To be done -> Scan the material for the word "America", and copy each line where it shows up.

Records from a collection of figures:
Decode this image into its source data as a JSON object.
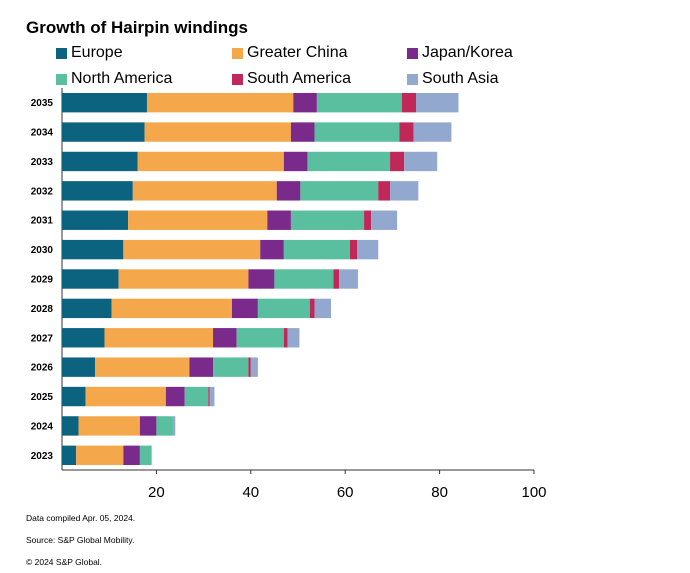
{
  "chart_data": {
    "type": "bar",
    "orientation": "horizontal",
    "stacked": true,
    "title": "Growth of Hairpin windings",
    "categories": [
      "2035",
      "2034",
      "2033",
      "2032",
      "2031",
      "2030",
      "2029",
      "2028",
      "2027",
      "2026",
      "2025",
      "2024",
      "2023"
    ],
    "series": [
      {
        "name": "Europe",
        "color": "#0b6380",
        "values": [
          18,
          17.5,
          16,
          15,
          14,
          13,
          12,
          10.5,
          9,
          7,
          5,
          3.5,
          3
        ]
      },
      {
        "name": "Greater China",
        "color": "#f5a84b",
        "values": [
          31,
          31,
          31,
          30.5,
          29.5,
          29,
          27.5,
          25.5,
          23,
          20,
          17,
          13,
          10
        ]
      },
      {
        "name": "Japan/Korea",
        "color": "#7a2a8a",
        "values": [
          5,
          5,
          5,
          5,
          5,
          5,
          5.5,
          5.5,
          5,
          5,
          4,
          3.5,
          3.5
        ]
      },
      {
        "name": "North America",
        "color": "#5abf9e",
        "values": [
          18,
          18,
          17.5,
          16.5,
          15.5,
          14,
          12.5,
          11,
          10,
          7.5,
          5,
          3.5,
          2.5
        ]
      },
      {
        "name": "South America",
        "color": "#c0285a",
        "values": [
          3,
          3,
          3,
          2.5,
          1.5,
          1.5,
          1.2,
          1,
          0.8,
          0.5,
          0.3,
          0,
          0
        ]
      },
      {
        "name": "South Asia",
        "color": "#93a8cf",
        "values": [
          9,
          8,
          7,
          6,
          5.5,
          4.5,
          4,
          3.5,
          2.5,
          1.5,
          1,
          0.5,
          0
        ]
      }
    ],
    "xlim": [
      0,
      100
    ],
    "xticks": [
      20,
      40,
      60,
      80,
      100
    ],
    "grid": false,
    "legend_position": "top"
  },
  "notes": [
    "Data compiled Apr. 05, 2024.",
    "Source: S&P Global Mobility.",
    "© 2024 S&P Global."
  ]
}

Reply to the task ->
        "name": "North America",
        "name": "South America",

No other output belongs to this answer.